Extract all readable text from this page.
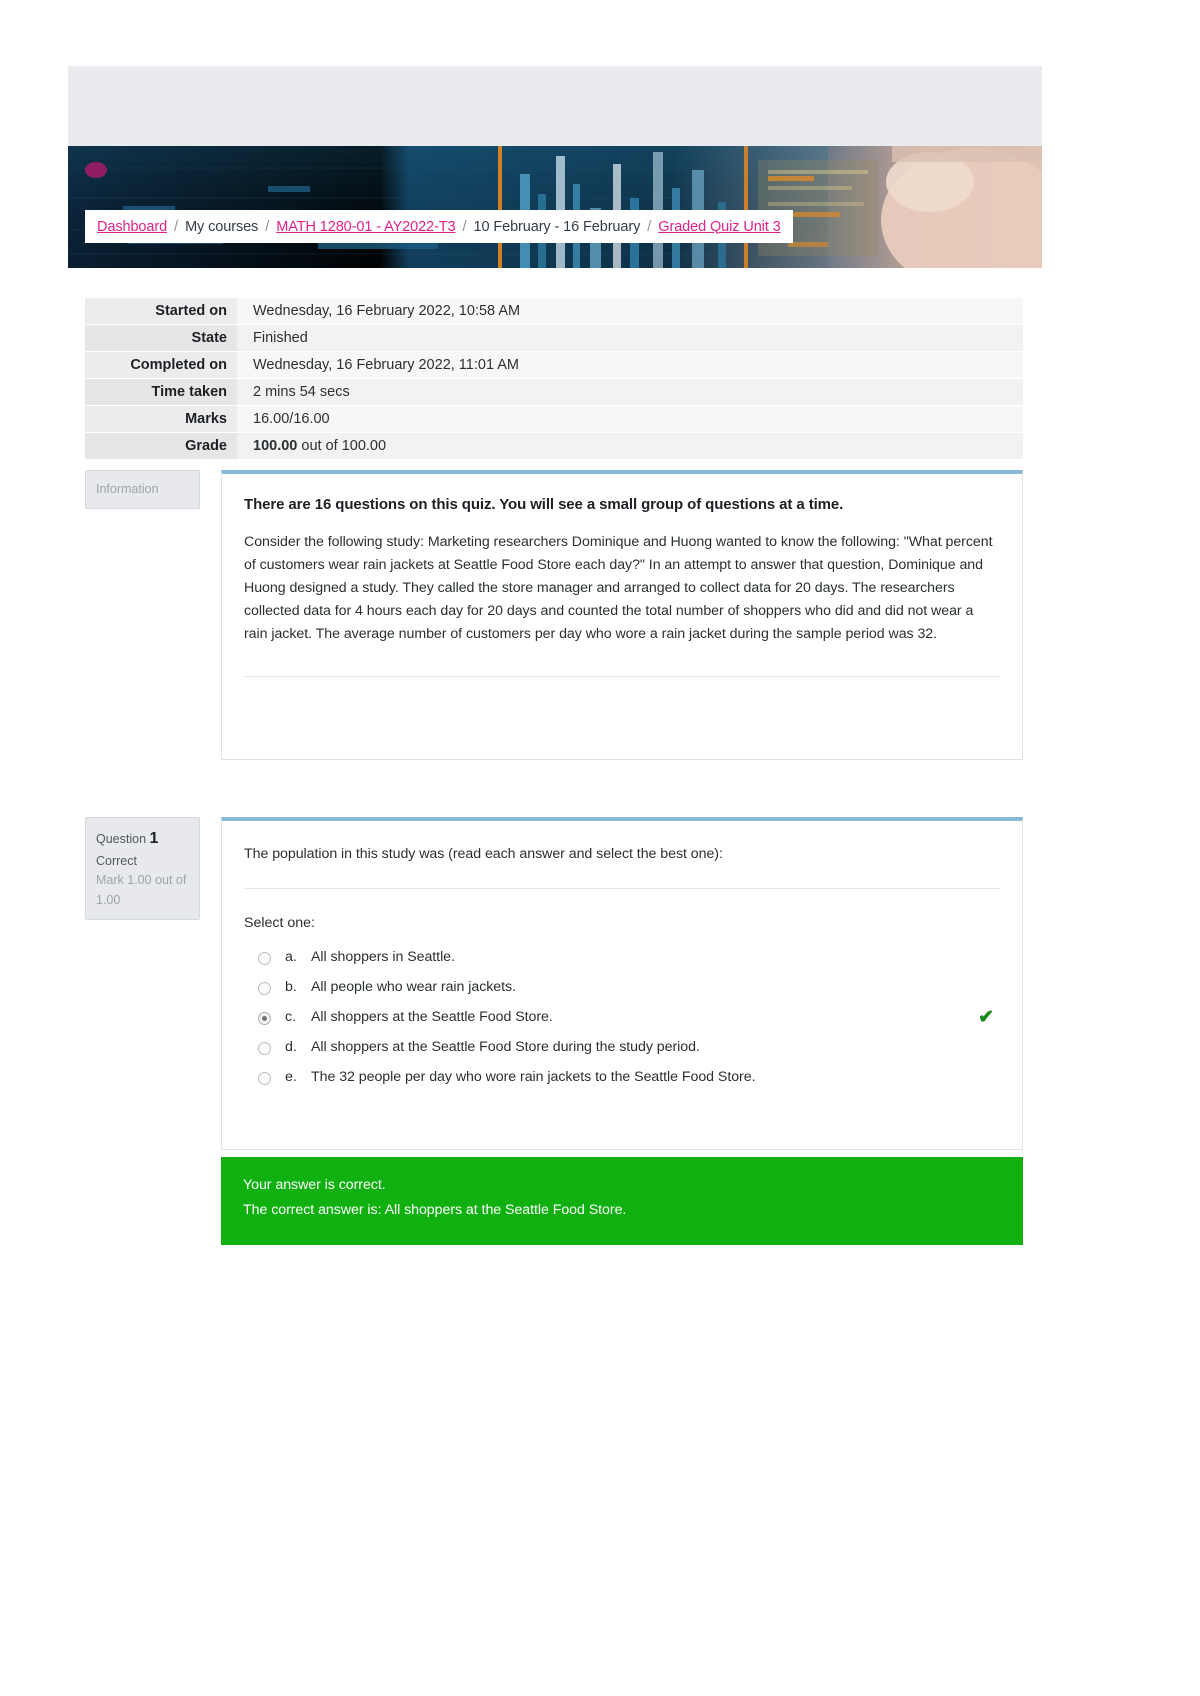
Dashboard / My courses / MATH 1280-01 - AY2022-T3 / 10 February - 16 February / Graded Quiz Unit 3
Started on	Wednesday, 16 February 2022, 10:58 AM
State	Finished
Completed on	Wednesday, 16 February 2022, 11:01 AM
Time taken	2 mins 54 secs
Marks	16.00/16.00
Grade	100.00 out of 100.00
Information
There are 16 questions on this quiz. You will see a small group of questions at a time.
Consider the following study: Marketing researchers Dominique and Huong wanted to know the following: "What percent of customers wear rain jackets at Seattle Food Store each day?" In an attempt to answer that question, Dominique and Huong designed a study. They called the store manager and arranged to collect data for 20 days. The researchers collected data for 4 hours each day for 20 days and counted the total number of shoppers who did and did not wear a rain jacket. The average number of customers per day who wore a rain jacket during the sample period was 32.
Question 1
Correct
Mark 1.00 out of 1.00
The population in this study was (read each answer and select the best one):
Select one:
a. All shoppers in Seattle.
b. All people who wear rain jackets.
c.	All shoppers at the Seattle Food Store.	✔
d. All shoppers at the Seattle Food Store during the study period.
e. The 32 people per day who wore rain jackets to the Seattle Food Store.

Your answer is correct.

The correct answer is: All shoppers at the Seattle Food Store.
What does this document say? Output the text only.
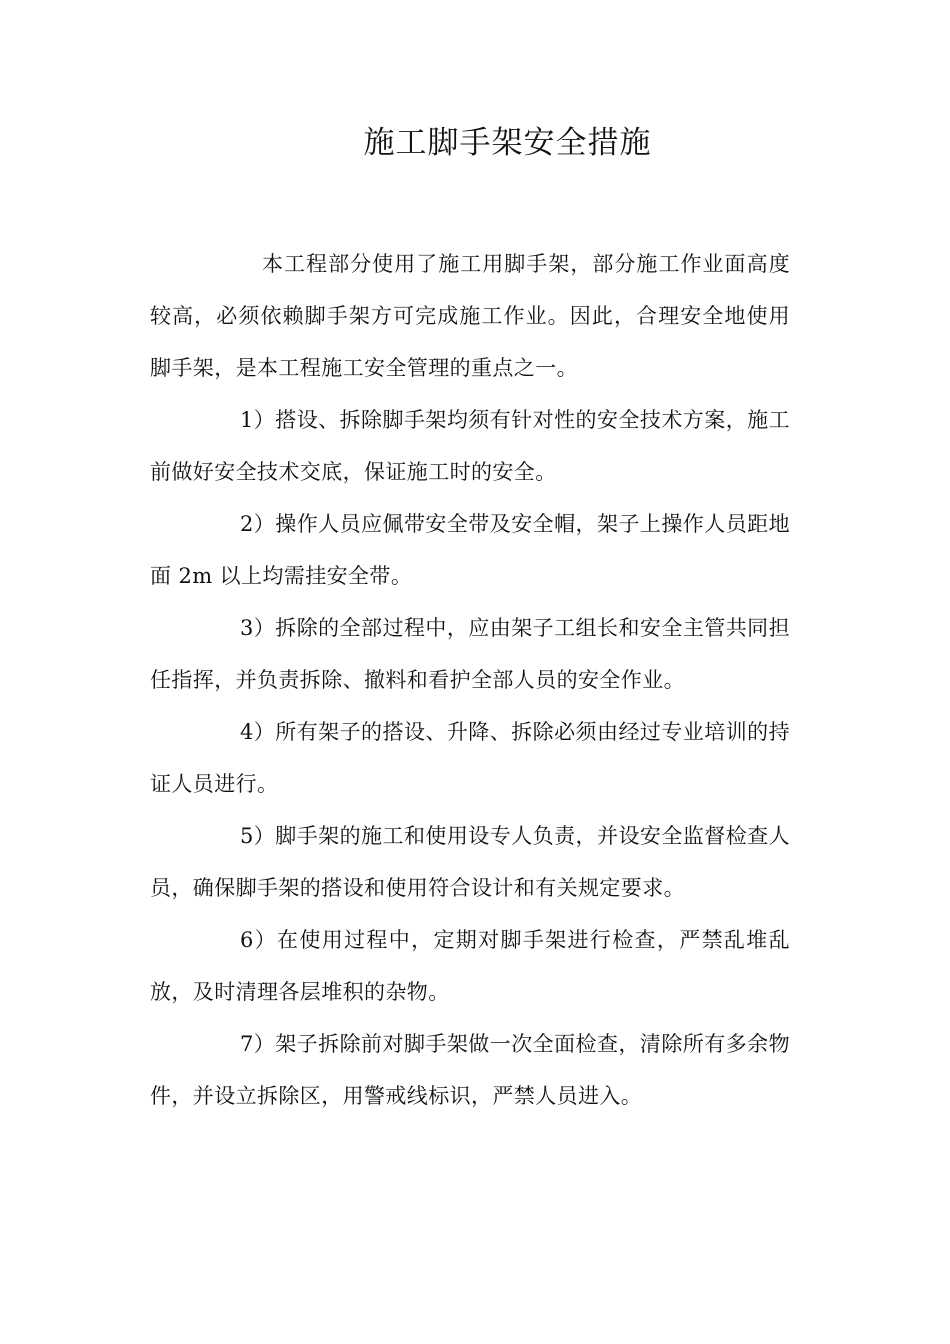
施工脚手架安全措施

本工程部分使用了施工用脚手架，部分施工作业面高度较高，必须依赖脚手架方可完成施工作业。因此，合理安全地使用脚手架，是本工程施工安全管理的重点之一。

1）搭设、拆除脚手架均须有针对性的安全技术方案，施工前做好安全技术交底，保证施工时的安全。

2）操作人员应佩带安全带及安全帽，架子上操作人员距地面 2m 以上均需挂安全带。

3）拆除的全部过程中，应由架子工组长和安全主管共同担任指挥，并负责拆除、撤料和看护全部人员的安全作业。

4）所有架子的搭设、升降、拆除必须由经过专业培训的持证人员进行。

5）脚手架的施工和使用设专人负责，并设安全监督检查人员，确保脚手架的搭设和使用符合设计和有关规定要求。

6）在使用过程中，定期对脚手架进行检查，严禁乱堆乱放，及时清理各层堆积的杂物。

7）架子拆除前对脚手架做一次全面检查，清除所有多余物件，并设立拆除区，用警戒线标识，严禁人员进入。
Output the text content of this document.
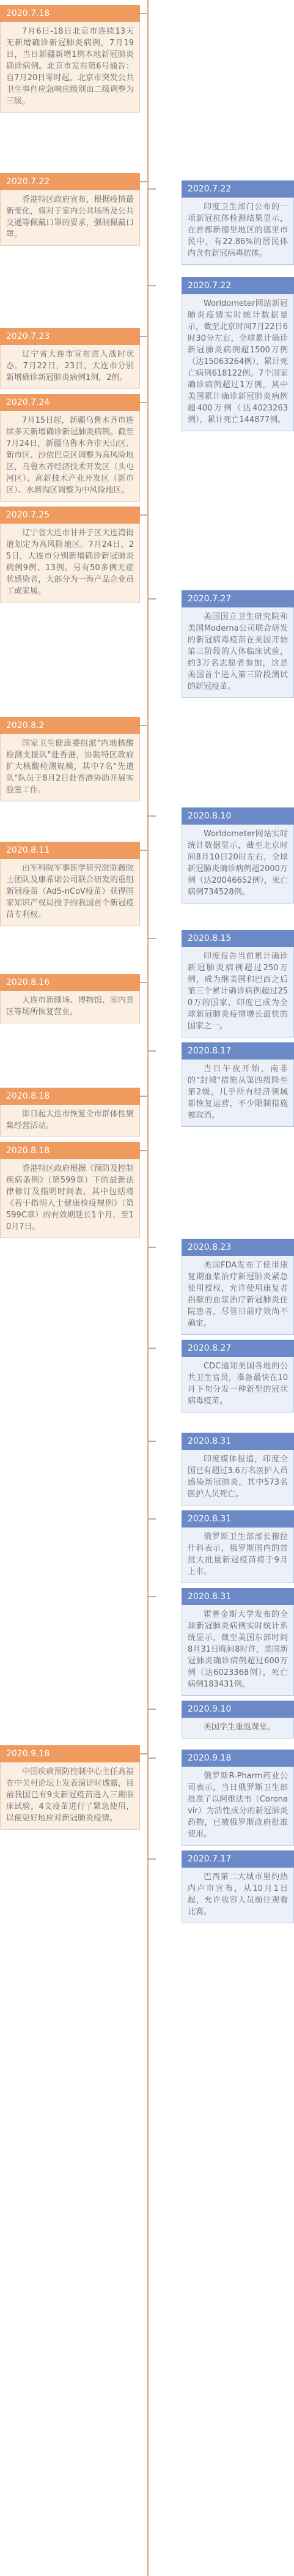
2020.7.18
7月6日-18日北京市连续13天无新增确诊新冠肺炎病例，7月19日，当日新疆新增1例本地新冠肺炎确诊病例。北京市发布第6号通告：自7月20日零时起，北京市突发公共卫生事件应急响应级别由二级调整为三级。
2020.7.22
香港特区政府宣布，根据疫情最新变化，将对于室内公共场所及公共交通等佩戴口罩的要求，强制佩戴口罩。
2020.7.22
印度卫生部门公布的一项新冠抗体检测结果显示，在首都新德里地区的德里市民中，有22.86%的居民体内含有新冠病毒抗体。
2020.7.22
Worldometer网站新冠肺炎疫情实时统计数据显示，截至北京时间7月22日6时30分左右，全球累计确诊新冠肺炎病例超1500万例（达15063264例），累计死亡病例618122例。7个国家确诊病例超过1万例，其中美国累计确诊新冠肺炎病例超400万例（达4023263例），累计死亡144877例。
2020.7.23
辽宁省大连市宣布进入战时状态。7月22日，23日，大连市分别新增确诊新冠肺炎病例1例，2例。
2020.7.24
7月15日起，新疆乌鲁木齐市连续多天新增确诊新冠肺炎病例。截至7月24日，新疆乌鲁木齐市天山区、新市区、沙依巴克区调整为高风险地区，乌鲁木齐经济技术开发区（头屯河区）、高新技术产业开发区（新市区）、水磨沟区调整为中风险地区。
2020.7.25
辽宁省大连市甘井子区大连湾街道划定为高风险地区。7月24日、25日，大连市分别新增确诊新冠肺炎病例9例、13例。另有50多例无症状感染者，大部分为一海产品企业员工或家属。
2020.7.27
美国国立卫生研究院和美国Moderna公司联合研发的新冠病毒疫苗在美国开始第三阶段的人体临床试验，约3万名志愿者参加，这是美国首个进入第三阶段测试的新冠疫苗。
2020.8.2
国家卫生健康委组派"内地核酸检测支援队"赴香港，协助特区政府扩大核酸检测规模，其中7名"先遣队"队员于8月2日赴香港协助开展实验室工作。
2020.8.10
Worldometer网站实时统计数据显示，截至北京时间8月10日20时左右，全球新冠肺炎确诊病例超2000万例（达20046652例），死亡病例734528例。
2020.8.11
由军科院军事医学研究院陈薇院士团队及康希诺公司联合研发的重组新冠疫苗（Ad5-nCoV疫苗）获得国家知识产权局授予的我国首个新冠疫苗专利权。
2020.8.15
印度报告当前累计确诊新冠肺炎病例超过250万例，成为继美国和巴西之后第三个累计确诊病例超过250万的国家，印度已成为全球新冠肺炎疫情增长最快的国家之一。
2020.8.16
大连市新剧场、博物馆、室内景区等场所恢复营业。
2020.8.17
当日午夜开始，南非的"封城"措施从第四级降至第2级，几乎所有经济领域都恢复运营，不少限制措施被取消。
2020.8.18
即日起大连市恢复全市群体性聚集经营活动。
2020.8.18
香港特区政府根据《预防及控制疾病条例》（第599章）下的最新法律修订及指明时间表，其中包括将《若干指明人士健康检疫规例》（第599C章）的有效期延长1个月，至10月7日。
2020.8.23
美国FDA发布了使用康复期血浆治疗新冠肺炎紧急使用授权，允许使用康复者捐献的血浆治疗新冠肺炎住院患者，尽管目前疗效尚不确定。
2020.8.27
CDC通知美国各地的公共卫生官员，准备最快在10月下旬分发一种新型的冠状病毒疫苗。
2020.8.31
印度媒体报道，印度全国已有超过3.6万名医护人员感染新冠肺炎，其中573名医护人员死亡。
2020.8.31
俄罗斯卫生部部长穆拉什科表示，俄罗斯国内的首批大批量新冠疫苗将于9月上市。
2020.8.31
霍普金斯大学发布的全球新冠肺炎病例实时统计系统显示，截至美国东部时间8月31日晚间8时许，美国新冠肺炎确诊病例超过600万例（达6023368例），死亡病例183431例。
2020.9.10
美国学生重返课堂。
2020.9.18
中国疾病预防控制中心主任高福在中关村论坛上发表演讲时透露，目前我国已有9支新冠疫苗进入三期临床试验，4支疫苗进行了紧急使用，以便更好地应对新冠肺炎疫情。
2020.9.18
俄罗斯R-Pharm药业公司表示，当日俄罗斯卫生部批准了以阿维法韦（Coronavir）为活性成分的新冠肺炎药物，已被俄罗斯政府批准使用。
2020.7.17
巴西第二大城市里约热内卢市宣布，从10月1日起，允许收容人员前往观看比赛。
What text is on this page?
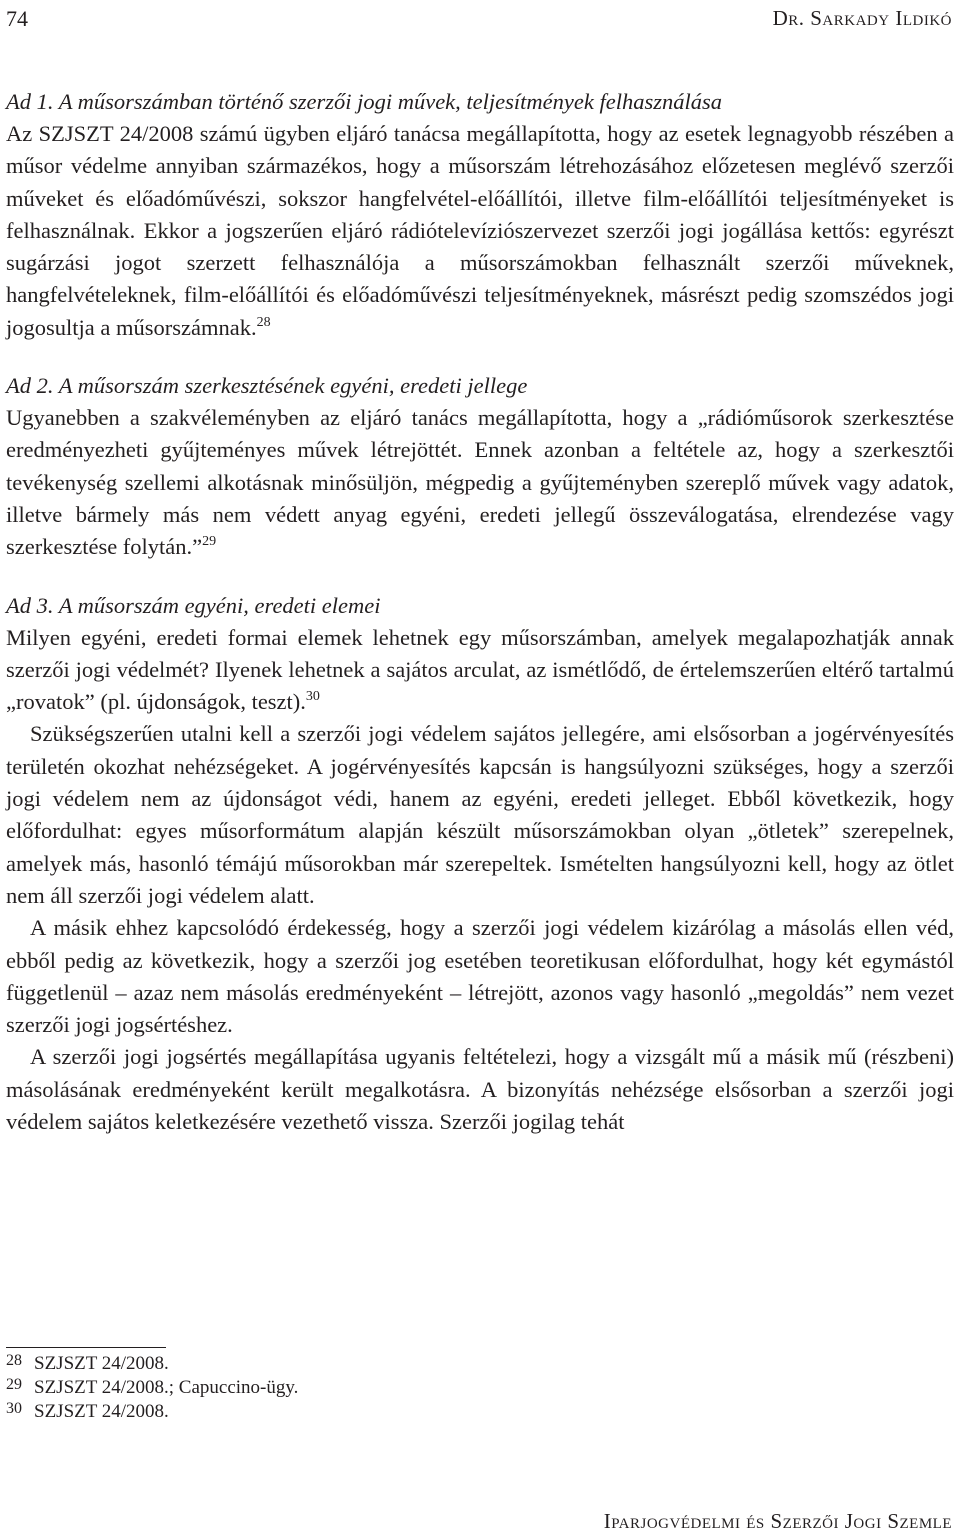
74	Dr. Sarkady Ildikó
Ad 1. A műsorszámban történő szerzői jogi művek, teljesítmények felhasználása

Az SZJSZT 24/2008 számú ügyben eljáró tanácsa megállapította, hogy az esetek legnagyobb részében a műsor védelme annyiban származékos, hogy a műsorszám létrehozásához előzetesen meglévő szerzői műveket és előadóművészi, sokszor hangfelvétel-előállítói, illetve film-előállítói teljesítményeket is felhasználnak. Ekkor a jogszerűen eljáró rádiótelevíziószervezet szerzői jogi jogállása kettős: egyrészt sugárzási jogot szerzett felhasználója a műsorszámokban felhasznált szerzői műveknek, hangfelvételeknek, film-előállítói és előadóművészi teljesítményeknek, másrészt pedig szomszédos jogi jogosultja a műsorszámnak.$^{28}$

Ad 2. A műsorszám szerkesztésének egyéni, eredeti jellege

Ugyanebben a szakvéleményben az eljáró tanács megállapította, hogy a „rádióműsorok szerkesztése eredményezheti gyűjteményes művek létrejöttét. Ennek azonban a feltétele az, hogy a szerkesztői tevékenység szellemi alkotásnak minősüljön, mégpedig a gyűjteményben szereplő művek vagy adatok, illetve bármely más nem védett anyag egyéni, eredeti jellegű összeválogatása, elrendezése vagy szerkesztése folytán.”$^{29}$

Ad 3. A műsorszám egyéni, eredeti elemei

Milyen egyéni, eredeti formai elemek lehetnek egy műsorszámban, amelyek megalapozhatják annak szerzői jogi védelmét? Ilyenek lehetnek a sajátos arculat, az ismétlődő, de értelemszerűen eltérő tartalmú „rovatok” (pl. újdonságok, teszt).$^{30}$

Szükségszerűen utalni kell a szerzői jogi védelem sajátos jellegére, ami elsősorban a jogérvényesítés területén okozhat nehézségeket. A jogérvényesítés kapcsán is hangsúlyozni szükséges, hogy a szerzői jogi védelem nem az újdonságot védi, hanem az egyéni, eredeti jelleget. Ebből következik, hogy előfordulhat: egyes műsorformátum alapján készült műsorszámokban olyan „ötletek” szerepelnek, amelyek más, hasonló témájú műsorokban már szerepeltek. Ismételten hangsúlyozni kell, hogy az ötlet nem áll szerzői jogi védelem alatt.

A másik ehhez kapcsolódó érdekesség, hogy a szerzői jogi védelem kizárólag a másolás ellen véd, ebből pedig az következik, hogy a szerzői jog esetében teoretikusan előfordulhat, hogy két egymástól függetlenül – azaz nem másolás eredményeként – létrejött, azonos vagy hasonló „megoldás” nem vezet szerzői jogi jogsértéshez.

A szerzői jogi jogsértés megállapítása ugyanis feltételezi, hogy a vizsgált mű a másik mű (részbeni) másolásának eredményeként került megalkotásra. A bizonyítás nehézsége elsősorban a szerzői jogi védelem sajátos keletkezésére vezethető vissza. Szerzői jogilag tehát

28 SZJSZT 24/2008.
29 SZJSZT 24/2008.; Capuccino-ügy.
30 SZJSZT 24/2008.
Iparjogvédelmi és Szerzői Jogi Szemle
■ ■ ■
To be done =>
Scan the data for the word "Output" and copy every line where it shows up.

Problem solution =>
What does this document say? Output the text only.
Output the text content of this document.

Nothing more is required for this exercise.